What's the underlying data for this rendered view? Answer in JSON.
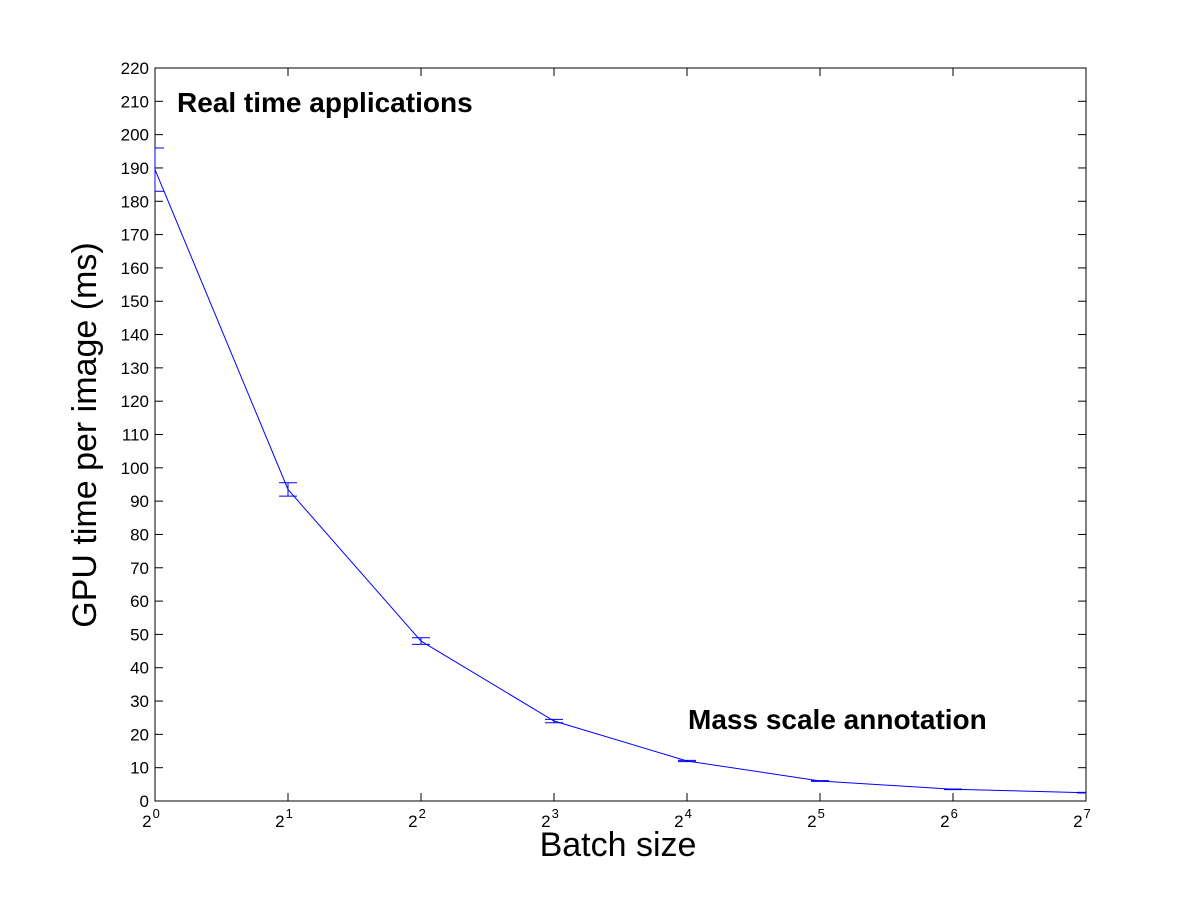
{
  "chart_data": {
    "type": "line",
    "title": "",
    "xlabel": "Batch size",
    "ylabel": "GPU time per image (ms)",
    "x_scale": "log2",
    "x": [
      1,
      2,
      4,
      8,
      16,
      32,
      64,
      128
    ],
    "x_tick_labels": [
      {
        "base": "2",
        "exp": "0"
      },
      {
        "base": "2",
        "exp": "1"
      },
      {
        "base": "2",
        "exp": "2"
      },
      {
        "base": "2",
        "exp": "3"
      },
      {
        "base": "2",
        "exp": "4"
      },
      {
        "base": "2",
        "exp": "5"
      },
      {
        "base": "2",
        "exp": "6"
      },
      {
        "base": "2",
        "exp": "7"
      }
    ],
    "xlim": [
      1,
      128
    ],
    "ylim": [
      0,
      220
    ],
    "y_ticks": [
      0,
      10,
      20,
      30,
      40,
      50,
      60,
      70,
      80,
      90,
      100,
      110,
      120,
      130,
      140,
      150,
      160,
      170,
      180,
      190,
      200,
      210,
      220
    ],
    "grid": false,
    "series": [
      {
        "color": "#0000ff",
        "values": [
          189.5,
          93.5,
          48,
          24,
          12,
          6,
          3.5,
          2.5
        ],
        "error_low": [
          183,
          91.5,
          47,
          23.5,
          11.8,
          5.9,
          3.4,
          2.4
        ],
        "error_high": [
          196,
          95.5,
          49,
          24.5,
          12.2,
          6.1,
          3.6,
          2.6
        ]
      }
    ],
    "annotations": [
      {
        "text": "Real time applications",
        "position": "top-left"
      },
      {
        "text": "Mass scale annotation",
        "position": "bottom-right"
      }
    ]
  }
}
────────
> **WRITTEN INSTRUCTION**: Of the lines in the material, how many include "position"? Respond with the number alone.

> **FINISHED EXERCISE**: 2